⟨

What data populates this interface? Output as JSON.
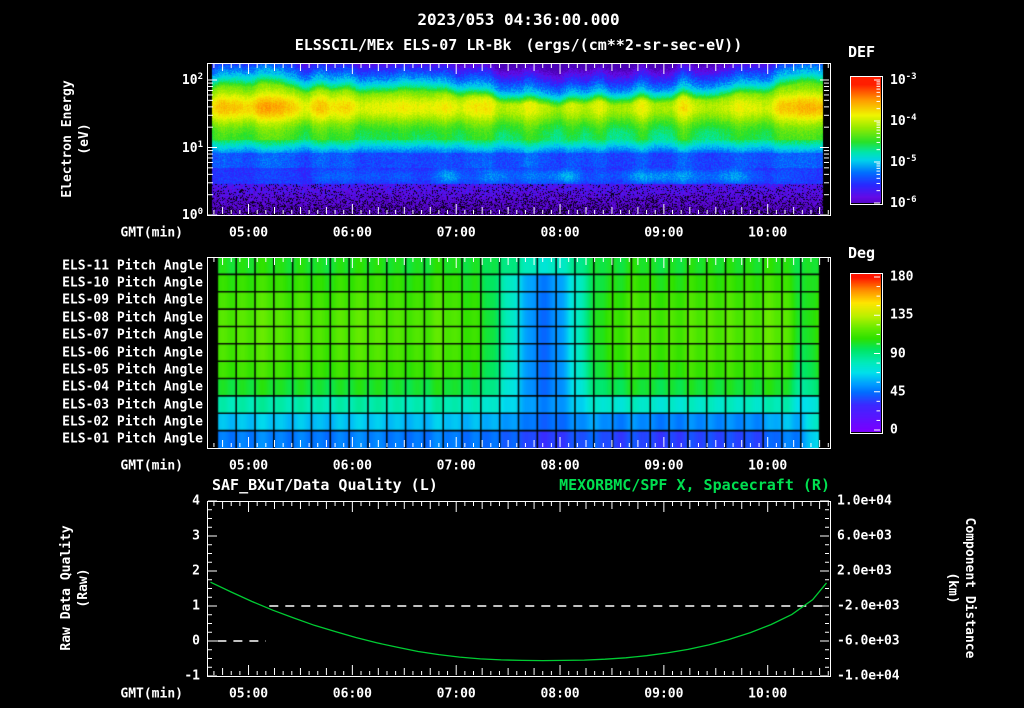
{
  "header": {
    "datetime": "2023/053 04:36:00.000",
    "title": "ELSSCIL/MEx ELS-07 LR-Bk",
    "units": "(ergs/(cm**2-sr-sec-eV))"
  },
  "colors": {
    "background": "#000000",
    "text": "#ffffff",
    "green_text": "#00e050",
    "curve_green": "#00cc33",
    "axis": "#ffffff"
  },
  "xaxis": {
    "label": "GMT(min)",
    "range_min": [
      276,
      636
    ],
    "major_ticks": [
      {
        "label": "05:00",
        "min": 300
      },
      {
        "label": "06:00",
        "min": 360
      },
      {
        "label": "07:00",
        "min": 420
      },
      {
        "label": "08:00",
        "min": 480
      },
      {
        "label": "09:00",
        "min": 540
      },
      {
        "label": "10:00",
        "min": 600
      }
    ]
  },
  "panel_energy": {
    "ylabel": [
      "Electron Energy",
      "(eV)"
    ],
    "yticks_exp": [
      {
        "base": "10",
        "exp": "2",
        "logE": 2
      },
      {
        "base": "10",
        "exp": "1",
        "logE": 1
      },
      {
        "base": "10",
        "exp": "0",
        "logE": 0
      }
    ],
    "colorbar": {
      "title": "DEF",
      "ticks": [
        {
          "base": "10",
          "exp": "-3"
        },
        {
          "base": "10",
          "exp": "-4"
        },
        {
          "base": "10",
          "exp": "-5"
        },
        {
          "base": "10",
          "exp": "-6"
        }
      ]
    }
  },
  "panel_pitch": {
    "colorbar": {
      "title": "Deg",
      "ticks": [
        "180",
        "135",
        "90",
        "45",
        "0"
      ]
    }
  },
  "panel_line": {
    "title_left": "SAF_BXuT/Data Quality (L)",
    "title_right": "MEXORBMC/SPF X, Spacecraft (R)",
    "ylabel_left": [
      "Raw Data Quality",
      "(Raw)"
    ],
    "ylabel_right": [
      "Component Distance",
      "(km)"
    ],
    "yticks_left": [
      "4",
      "3",
      "2",
      "1",
      "0",
      "-1"
    ],
    "yticks_right": [
      "1.0e+04",
      "6.0e+03",
      "2.0e+03",
      "-2.0e+03",
      "-6.0e+03",
      "-1.0e+04"
    ]
  },
  "chart_data": [
    {
      "type": "heatmap",
      "name": "electron-energy-spectrogram",
      "title": "ELSSCIL/MEx ELS-07 LR-Bk",
      "units": "ergs/(cm**2-sr-sec-eV)",
      "xlabel": "GMT(min)",
      "x_range_gmt_min": [
        276,
        636
      ],
      "x_data_range_min": [
        279,
        632
      ],
      "x_ticks": [
        "05:00",
        "06:00",
        "07:00",
        "08:00",
        "09:00",
        "10:00"
      ],
      "ylabel": "Electron Energy (eV)",
      "y_scale": "log",
      "y_range_ev": [
        1,
        178
      ],
      "color_scale": {
        "label": "DEF",
        "log10_range": [
          -6,
          -3
        ]
      },
      "time_samples_min": [
        280,
        300,
        320,
        340,
        360,
        380,
        400,
        420,
        440,
        460,
        480,
        500,
        520,
        540,
        560,
        580,
        600,
        620,
        636
      ],
      "band_intensity": [
        0.92,
        1.0,
        0.95,
        0.88,
        0.8,
        0.85,
        0.9,
        0.8,
        0.72,
        0.58,
        0.6,
        0.68,
        0.7,
        0.72,
        0.7,
        0.72,
        0.76,
        0.95,
        1.0
      ],
      "band_top_logE": [
        2.05,
        2.1,
        2.05,
        2.0,
        2.0,
        2.0,
        2.05,
        1.95,
        1.88,
        1.8,
        1.8,
        1.85,
        1.85,
        1.88,
        1.9,
        1.95,
        2.0,
        2.1,
        2.1
      ],
      "low_energy_patch_intensity": [
        0.05,
        0.15,
        0.05,
        0.35,
        0.5,
        0.25,
        0.35,
        0.55,
        0.4,
        0.6,
        0.7,
        0.6,
        0.55,
        0.6,
        0.45,
        0.55,
        0.25,
        0.1,
        0.05
      ],
      "flux_levels_log10": {
        "band_center_logE": 1.6,
        "band_peak": -3.7,
        "mid_green": -4.58,
        "cyan_edge": -4.95,
        "blue_gap": -5.38,
        "patch_logE": 0.58,
        "low_purple": -5.9,
        "noise_floor": -6.6
      }
    },
    {
      "type": "heatmap",
      "name": "pitch-angle-grid",
      "xlabel": "GMT(min)",
      "x_range_gmt_min": [
        276,
        636
      ],
      "x_data_range_min": [
        282,
        630
      ],
      "color_scale": {
        "label": "Deg",
        "range": [
          0,
          180
        ]
      },
      "grid_cols": 32,
      "rows": [
        {
          "label": "ELS-11 Pitch Angle",
          "base_deg": 104
        },
        {
          "label": "ELS-10 Pitch Angle",
          "base_deg": 109
        },
        {
          "label": "ELS-09 Pitch Angle",
          "base_deg": 113
        },
        {
          "label": "ELS-08 Pitch Angle",
          "base_deg": 116
        },
        {
          "label": "ELS-07 Pitch Angle",
          "base_deg": 116
        },
        {
          "label": "ELS-06 Pitch Angle",
          "base_deg": 114
        },
        {
          "label": "ELS-05 Pitch Angle",
          "base_deg": 111
        },
        {
          "label": "ELS-04 Pitch Angle",
          "base_deg": 102
        },
        {
          "label": "ELS-03 Pitch Angle",
          "base_deg": 82
        },
        {
          "label": "ELS-02 Pitch Angle",
          "base_deg": 62
        },
        {
          "label": "ELS-01 Pitch Angle",
          "base_deg": 48
        }
      ],
      "main_dip": {
        "center_gmt": "07:50",
        "center_min": 470,
        "sigma_min": 25,
        "max_delta_deg": -62,
        "row_weights": [
          0.45,
          0.95,
          1.05,
          1.12,
          1.12,
          1.1,
          1.05,
          0.9,
          0.5,
          0.28,
          0.22
        ]
      },
      "edge_dip": {
        "center_gmt": "10:22",
        "center_min": 622,
        "sigma_min": 7,
        "max_delta_deg": -20,
        "row_weights": [
          0.3,
          0.5,
          0.7,
          0.8,
          0.9,
          1.0,
          1.0,
          1.0,
          0.9,
          0.5,
          0.2
        ]
      },
      "bottom_rows_blue_interval_min": [
        492,
        612
      ],
      "bottom_rows_blue_delta_deg": -11
    },
    {
      "type": "line",
      "name": "quality-and-distance",
      "title_left": "SAF_BXuT/Data Quality (L)",
      "title_right": "MEXORBMC/SPF X, Spacecraft (R)",
      "xlabel": "GMT(min)",
      "x_range_gmt_min": [
        276,
        636
      ],
      "ylim_left": [
        -1,
        4
      ],
      "ylim_right": [
        -10000,
        10000
      ],
      "series": [
        {
          "name": "SAF_BXuT/Data Quality",
          "axis": "left",
          "style": "dashed",
          "color": "#ffffff",
          "segments": [
            {
              "value": 0,
              "from_min": 282,
              "to_min": 310
            },
            {
              "value": 1,
              "from_min": 312,
              "to_min": 634
            }
          ]
        },
        {
          "name": "MEXORBMC/SPF X Spacecraft",
          "axis": "right",
          "style": "solid",
          "color": "#00cc33",
          "points_min_km": [
            [
              278,
              720
            ],
            [
              290,
              -400
            ],
            [
              302,
              -1480
            ],
            [
              314,
              -2480
            ],
            [
              326,
              -3360
            ],
            [
              338,
              -4200
            ],
            [
              350,
              -4920
            ],
            [
              362,
              -5600
            ],
            [
              374,
              -6200
            ],
            [
              386,
              -6720
            ],
            [
              398,
              -7200
            ],
            [
              410,
              -7560
            ],
            [
              422,
              -7840
            ],
            [
              434,
              -8040
            ],
            [
              446,
              -8160
            ],
            [
              458,
              -8220
            ],
            [
              470,
              -8240
            ],
            [
              482,
              -8220
            ],
            [
              494,
              -8180
            ],
            [
              506,
              -8080
            ],
            [
              518,
              -7920
            ],
            [
              530,
              -7680
            ],
            [
              542,
              -7360
            ],
            [
              554,
              -6960
            ],
            [
              566,
              -6440
            ],
            [
              578,
              -5800
            ],
            [
              590,
              -5040
            ],
            [
              602,
              -4120
            ],
            [
              614,
              -2960
            ],
            [
              626,
              -1280
            ],
            [
              634,
              640
            ]
          ]
        }
      ]
    }
  ]
}
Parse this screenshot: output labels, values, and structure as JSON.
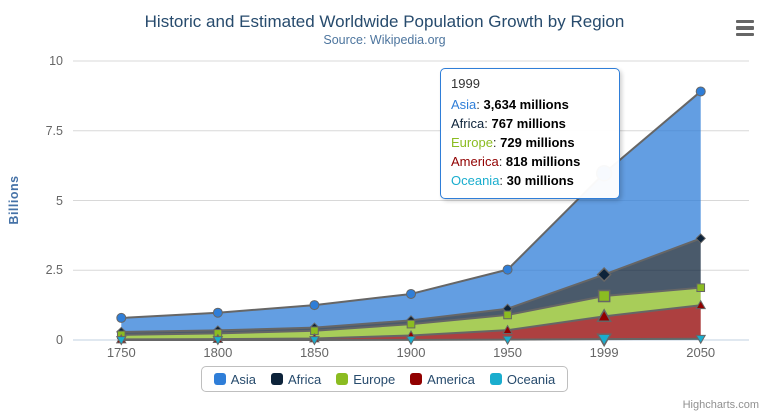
{
  "chart_data": {
    "type": "area",
    "stacking": "normal",
    "title": "Historic and Estimated Worldwide Population Growth by Region",
    "subtitle": "Source: Wikipedia.org",
    "xlabel": "",
    "ylabel": "Billions",
    "ylim": [
      0,
      10
    ],
    "yticks": [
      0,
      2.5,
      5,
      7.5,
      10
    ],
    "ytick_labels": [
      "0",
      "2.5",
      "5",
      "7.5",
      "10"
    ],
    "categories": [
      "1750",
      "1800",
      "1850",
      "1900",
      "1950",
      "1999",
      "2050"
    ],
    "values_unit": "millions",
    "grid": true,
    "legend_position": "bottom",
    "line_color": "#666666",
    "grid_color": "#D8D8D8",
    "axis_line_color": "#C0D0E0",
    "fill_opacity": 0.75,
    "hover": {
      "category": "1999",
      "category_index": 5
    },
    "series": [
      {
        "name": "Asia",
        "color": "#2f7ed8",
        "marker": "circle",
        "values": [
          502,
          635,
          809,
          947,
          1402,
          3634,
          5268
        ]
      },
      {
        "name": "Africa",
        "color": "#0d233a",
        "marker": "diamond",
        "values": [
          106,
          107,
          111,
          133,
          221,
          767,
          1766
        ]
      },
      {
        "name": "Europe",
        "color": "#8bbc21",
        "marker": "square",
        "values": [
          163,
          203,
          276,
          408,
          547,
          729,
          628
        ]
      },
      {
        "name": "America",
        "color": "#910000",
        "marker": "triangle",
        "values": [
          18,
          31,
          54,
          156,
          339,
          818,
          1201
        ]
      },
      {
        "name": "Oceania",
        "color": "#1aadce",
        "marker": "triangle-down",
        "values": [
          2,
          2,
          2,
          6,
          13,
          30,
          46
        ]
      }
    ]
  },
  "tooltip": {
    "header": "1999",
    "separator": ": ",
    "rows": [
      {
        "name": "Asia",
        "value": "3,634 millions"
      },
      {
        "name": "Africa",
        "value": "767 millions"
      },
      {
        "name": "Europe",
        "value": "729 millions"
      },
      {
        "name": "America",
        "value": "818 millions"
      },
      {
        "name": "Oceania",
        "value": "30 millions"
      }
    ]
  },
  "credits": "Highcharts.com"
}
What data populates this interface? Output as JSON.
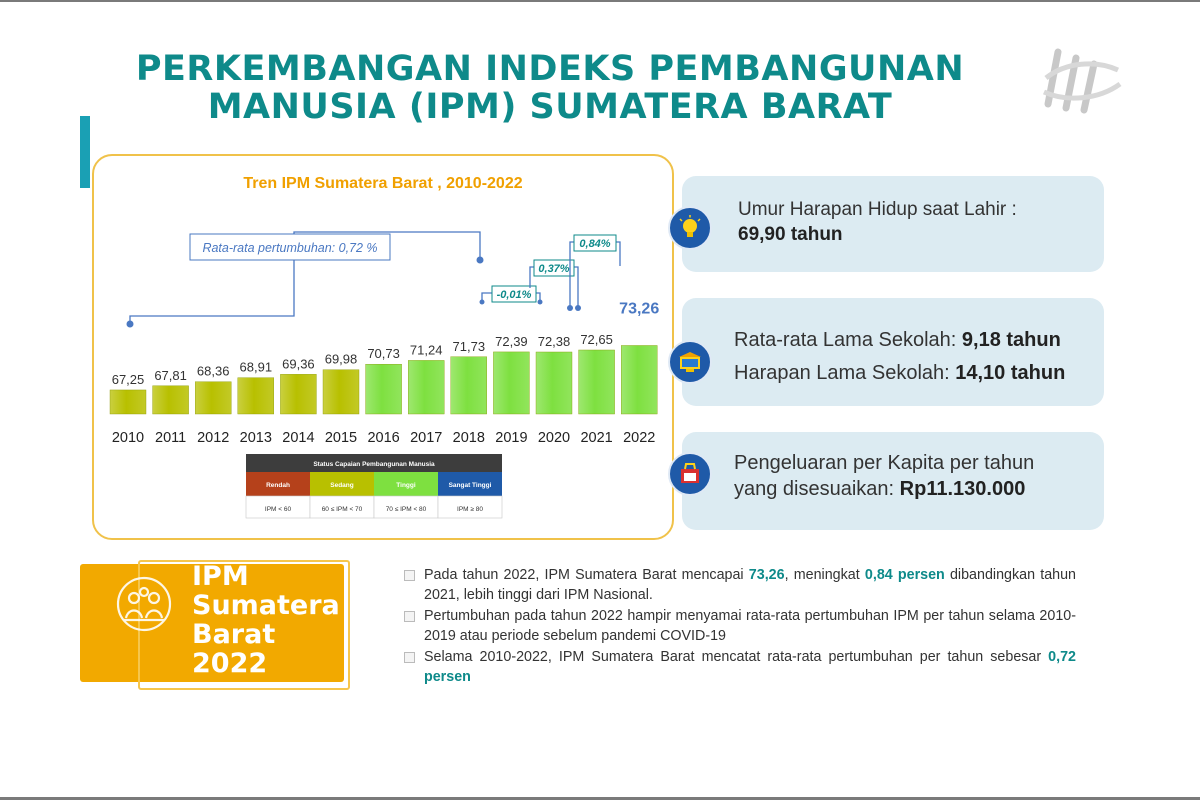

⟩

→ **Task**
Pull out all lines containing the word "ELSSCIL" from the entries above.

→ **Completed exercise**
    "title": "ELSSCIL/MEx ELS-07 LR-Bk",
      "title": "ELSSCIL/MEx ELS-07 LR-Bk",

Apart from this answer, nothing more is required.